Give back a single number, the count of lines containing the word "image".

[start]

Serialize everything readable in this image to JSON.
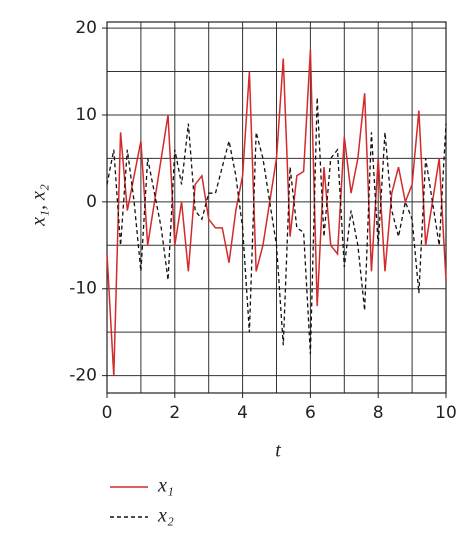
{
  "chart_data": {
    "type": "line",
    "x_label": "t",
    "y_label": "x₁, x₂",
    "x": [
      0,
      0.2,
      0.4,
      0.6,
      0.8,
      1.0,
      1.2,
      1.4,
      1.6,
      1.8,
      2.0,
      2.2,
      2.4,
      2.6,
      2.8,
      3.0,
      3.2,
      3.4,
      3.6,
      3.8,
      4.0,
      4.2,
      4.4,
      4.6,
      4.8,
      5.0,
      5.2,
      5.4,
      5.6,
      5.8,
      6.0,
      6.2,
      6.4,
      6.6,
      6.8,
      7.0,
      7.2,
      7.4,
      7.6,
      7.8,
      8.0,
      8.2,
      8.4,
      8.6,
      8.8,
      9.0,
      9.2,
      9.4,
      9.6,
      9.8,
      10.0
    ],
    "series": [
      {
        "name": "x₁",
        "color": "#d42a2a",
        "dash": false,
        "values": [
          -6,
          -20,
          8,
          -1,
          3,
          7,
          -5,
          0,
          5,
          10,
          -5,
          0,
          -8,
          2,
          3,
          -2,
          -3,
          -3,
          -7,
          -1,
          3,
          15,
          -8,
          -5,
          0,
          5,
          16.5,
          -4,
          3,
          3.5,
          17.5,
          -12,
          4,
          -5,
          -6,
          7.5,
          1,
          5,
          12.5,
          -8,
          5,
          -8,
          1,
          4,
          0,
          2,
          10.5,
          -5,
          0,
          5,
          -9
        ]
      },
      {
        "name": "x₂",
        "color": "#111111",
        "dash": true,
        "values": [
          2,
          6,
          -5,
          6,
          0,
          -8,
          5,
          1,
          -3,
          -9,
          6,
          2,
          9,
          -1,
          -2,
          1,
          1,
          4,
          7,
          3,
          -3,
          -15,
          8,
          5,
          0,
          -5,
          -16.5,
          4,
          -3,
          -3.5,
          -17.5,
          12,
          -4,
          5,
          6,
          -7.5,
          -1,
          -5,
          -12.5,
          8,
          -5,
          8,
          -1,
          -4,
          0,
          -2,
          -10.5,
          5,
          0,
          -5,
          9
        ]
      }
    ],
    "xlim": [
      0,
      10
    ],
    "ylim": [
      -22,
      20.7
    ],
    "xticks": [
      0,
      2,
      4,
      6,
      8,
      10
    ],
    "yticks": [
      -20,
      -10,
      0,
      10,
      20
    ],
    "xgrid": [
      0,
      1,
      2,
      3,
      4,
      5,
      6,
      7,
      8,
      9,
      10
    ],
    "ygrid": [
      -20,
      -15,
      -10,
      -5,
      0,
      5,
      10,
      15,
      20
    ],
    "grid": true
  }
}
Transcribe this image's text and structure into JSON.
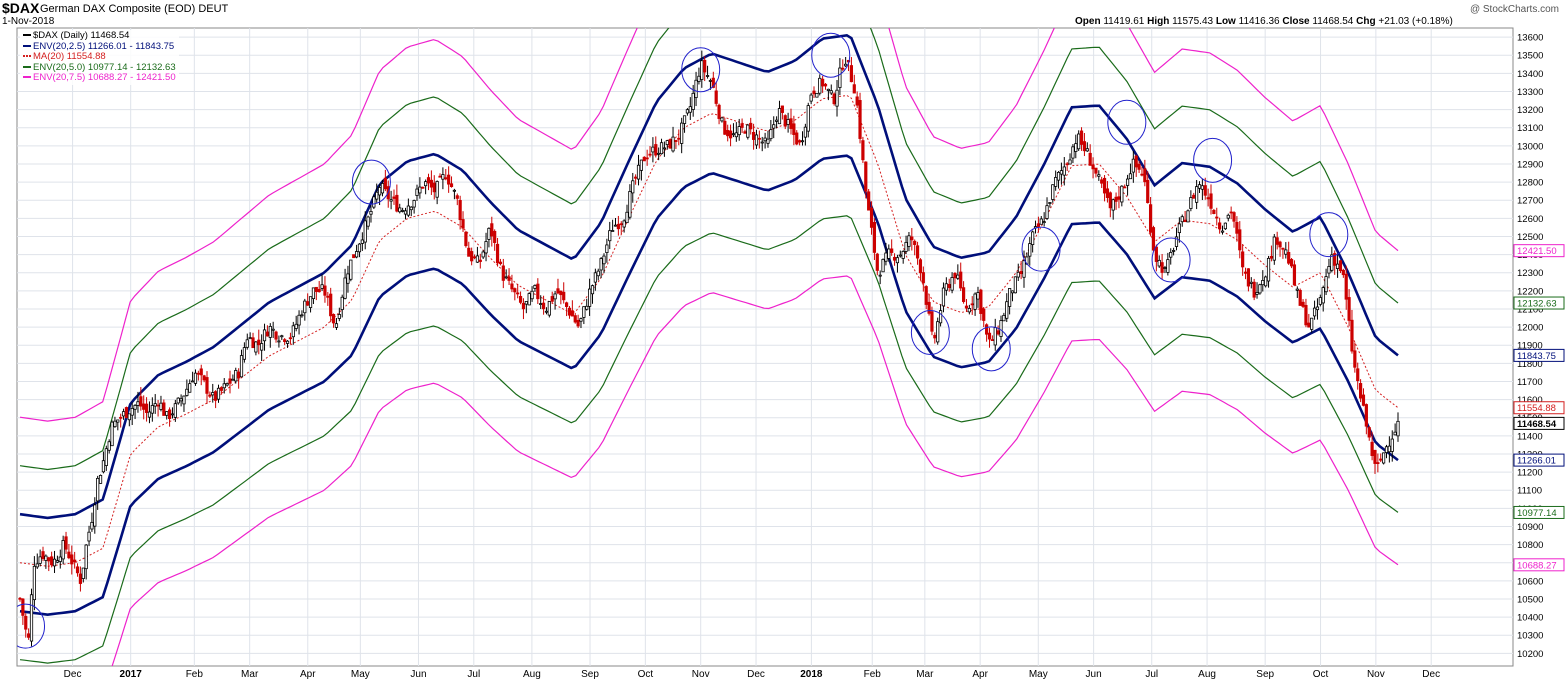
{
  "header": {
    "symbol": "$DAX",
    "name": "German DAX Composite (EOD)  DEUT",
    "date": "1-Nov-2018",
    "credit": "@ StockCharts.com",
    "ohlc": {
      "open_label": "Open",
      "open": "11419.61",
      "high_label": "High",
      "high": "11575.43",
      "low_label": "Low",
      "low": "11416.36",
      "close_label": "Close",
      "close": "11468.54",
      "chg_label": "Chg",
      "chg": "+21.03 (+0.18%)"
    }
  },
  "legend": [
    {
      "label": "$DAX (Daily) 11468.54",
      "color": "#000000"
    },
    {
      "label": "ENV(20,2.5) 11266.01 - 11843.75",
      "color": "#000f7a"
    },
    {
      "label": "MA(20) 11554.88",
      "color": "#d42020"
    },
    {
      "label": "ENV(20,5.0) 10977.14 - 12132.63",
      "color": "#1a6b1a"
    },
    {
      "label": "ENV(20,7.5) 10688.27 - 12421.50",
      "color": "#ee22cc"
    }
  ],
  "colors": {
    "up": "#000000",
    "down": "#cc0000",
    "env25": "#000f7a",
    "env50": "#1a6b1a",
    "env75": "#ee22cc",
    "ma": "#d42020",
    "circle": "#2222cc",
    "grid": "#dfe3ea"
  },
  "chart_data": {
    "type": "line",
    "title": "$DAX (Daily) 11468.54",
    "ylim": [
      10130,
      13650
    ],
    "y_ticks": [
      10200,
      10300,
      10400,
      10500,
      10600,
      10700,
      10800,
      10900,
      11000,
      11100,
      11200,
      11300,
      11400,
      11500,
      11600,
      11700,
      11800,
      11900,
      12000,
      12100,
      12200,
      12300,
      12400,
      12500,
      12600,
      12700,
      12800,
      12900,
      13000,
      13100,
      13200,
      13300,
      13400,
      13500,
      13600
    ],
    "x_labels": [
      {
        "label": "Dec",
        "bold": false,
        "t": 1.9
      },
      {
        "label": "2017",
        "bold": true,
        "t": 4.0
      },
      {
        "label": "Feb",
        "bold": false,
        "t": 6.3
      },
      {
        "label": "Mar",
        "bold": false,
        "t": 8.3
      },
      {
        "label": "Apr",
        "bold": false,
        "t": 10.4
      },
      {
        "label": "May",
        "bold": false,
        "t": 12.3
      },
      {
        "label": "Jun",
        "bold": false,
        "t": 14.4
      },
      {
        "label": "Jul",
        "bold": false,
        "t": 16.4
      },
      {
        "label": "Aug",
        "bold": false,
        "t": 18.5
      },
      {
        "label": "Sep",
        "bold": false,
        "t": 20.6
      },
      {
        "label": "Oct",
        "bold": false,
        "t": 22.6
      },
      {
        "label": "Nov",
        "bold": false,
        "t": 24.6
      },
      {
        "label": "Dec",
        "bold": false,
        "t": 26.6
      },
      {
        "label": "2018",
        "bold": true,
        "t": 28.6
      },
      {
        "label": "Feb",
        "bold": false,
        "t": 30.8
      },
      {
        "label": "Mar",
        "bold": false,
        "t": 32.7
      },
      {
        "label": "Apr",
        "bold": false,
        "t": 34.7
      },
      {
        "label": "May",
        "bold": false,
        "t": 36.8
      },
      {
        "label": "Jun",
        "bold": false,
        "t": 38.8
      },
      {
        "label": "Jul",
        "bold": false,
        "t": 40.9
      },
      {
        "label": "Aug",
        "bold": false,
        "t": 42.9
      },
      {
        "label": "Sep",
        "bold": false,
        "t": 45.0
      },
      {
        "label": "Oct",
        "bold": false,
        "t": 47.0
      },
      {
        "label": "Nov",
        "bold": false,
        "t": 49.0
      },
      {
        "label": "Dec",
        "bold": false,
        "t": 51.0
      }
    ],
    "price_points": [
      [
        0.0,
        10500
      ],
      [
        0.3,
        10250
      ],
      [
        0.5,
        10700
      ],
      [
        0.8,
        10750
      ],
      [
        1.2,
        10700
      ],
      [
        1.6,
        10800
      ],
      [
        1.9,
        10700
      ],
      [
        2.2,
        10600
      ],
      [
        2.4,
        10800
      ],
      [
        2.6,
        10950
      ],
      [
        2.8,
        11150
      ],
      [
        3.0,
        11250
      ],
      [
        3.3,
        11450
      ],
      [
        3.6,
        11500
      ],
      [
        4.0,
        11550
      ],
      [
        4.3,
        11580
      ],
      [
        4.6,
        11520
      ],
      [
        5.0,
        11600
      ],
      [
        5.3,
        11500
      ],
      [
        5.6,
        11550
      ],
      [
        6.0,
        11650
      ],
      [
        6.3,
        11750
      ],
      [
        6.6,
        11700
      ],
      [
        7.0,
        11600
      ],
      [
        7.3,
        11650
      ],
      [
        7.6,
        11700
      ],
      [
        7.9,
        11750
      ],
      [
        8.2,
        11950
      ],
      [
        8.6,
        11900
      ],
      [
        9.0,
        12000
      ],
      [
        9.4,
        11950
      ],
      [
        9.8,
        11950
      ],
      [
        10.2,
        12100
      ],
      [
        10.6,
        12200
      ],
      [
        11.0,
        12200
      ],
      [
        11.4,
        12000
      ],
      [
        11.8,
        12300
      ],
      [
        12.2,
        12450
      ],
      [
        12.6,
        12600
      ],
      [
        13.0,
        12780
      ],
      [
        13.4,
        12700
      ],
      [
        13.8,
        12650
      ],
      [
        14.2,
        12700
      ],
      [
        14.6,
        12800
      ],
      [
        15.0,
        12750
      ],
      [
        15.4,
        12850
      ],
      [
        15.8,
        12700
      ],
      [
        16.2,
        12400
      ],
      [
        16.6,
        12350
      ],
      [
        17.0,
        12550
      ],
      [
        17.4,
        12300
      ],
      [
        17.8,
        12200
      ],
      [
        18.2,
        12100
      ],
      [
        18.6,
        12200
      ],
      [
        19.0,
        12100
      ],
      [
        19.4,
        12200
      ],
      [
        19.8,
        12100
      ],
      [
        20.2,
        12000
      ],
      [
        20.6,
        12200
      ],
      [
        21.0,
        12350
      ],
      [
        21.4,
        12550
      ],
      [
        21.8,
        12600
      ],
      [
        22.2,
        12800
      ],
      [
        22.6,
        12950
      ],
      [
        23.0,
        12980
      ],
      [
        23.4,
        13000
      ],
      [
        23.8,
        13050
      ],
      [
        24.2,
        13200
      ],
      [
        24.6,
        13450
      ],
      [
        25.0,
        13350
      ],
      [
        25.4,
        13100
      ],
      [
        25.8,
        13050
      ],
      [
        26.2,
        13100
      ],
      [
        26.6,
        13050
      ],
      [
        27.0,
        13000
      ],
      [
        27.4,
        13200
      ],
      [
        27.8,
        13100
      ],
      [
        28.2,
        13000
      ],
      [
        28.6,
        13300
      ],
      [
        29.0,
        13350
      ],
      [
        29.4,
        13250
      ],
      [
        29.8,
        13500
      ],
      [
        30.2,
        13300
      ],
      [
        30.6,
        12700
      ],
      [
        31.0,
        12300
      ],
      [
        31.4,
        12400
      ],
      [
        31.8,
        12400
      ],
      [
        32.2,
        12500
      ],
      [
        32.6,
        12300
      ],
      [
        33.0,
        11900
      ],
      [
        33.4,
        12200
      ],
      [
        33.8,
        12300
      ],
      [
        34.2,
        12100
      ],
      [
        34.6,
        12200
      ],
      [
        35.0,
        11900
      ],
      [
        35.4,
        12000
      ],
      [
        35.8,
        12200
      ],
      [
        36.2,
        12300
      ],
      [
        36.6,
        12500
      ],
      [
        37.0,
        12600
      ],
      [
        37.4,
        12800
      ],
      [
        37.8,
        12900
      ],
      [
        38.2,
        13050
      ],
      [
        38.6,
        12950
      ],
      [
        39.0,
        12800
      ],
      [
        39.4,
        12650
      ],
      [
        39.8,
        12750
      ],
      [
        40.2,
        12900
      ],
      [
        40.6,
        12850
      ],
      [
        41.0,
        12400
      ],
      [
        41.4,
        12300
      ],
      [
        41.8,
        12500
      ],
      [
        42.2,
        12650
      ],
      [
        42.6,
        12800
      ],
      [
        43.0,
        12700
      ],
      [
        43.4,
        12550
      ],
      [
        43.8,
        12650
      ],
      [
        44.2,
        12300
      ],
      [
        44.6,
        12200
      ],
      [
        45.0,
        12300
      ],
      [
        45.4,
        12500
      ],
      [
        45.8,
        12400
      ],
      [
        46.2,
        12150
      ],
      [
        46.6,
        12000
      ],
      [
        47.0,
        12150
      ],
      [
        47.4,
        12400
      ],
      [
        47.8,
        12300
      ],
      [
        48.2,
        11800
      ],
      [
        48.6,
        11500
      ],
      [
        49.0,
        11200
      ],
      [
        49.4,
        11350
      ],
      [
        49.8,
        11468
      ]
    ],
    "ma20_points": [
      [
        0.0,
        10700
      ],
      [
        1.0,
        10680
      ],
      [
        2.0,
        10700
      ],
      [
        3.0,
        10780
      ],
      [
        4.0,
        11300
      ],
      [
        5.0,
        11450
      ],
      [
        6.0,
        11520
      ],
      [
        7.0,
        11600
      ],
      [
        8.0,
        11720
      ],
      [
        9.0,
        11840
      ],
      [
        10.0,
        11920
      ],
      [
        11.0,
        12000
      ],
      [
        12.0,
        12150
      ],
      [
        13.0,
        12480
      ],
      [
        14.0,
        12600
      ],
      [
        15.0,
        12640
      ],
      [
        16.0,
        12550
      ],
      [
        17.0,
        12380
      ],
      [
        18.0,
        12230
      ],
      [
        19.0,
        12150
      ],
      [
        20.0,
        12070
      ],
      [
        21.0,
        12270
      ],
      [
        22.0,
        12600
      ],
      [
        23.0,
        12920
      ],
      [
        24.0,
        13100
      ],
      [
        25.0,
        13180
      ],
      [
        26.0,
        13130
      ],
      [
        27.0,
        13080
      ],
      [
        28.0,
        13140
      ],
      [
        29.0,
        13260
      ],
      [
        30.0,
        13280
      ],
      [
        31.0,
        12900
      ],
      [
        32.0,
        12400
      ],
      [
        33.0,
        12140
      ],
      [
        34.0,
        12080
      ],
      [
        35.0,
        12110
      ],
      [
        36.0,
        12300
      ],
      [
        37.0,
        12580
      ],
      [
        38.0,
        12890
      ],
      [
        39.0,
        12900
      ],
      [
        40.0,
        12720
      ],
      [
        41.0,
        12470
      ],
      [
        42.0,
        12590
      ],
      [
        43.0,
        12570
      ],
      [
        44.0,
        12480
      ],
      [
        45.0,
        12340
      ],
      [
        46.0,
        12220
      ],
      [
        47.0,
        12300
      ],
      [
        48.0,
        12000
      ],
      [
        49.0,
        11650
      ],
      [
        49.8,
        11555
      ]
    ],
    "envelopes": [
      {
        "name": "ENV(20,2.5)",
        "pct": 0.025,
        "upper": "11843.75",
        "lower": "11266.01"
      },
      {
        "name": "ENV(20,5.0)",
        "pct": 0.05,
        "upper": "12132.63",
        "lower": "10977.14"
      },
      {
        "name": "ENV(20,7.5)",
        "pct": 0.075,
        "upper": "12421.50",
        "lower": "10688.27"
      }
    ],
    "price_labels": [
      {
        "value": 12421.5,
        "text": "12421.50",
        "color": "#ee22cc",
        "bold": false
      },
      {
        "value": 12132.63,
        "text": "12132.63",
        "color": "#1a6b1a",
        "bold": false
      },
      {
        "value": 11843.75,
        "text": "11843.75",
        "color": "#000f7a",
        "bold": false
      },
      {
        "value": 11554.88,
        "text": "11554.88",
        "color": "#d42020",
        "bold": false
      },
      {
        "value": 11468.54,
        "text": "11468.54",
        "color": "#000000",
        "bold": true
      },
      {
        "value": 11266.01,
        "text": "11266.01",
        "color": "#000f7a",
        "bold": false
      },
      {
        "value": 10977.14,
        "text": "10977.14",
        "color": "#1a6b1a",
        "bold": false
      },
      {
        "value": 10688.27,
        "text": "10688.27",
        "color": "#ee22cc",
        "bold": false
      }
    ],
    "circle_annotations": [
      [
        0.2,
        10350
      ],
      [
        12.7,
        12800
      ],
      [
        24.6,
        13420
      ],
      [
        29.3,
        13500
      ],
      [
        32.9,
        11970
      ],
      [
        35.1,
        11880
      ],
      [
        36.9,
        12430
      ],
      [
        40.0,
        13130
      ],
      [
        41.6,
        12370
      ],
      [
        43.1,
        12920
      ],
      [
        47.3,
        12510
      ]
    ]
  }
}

[end]

▶ _TASK RESULT_:
2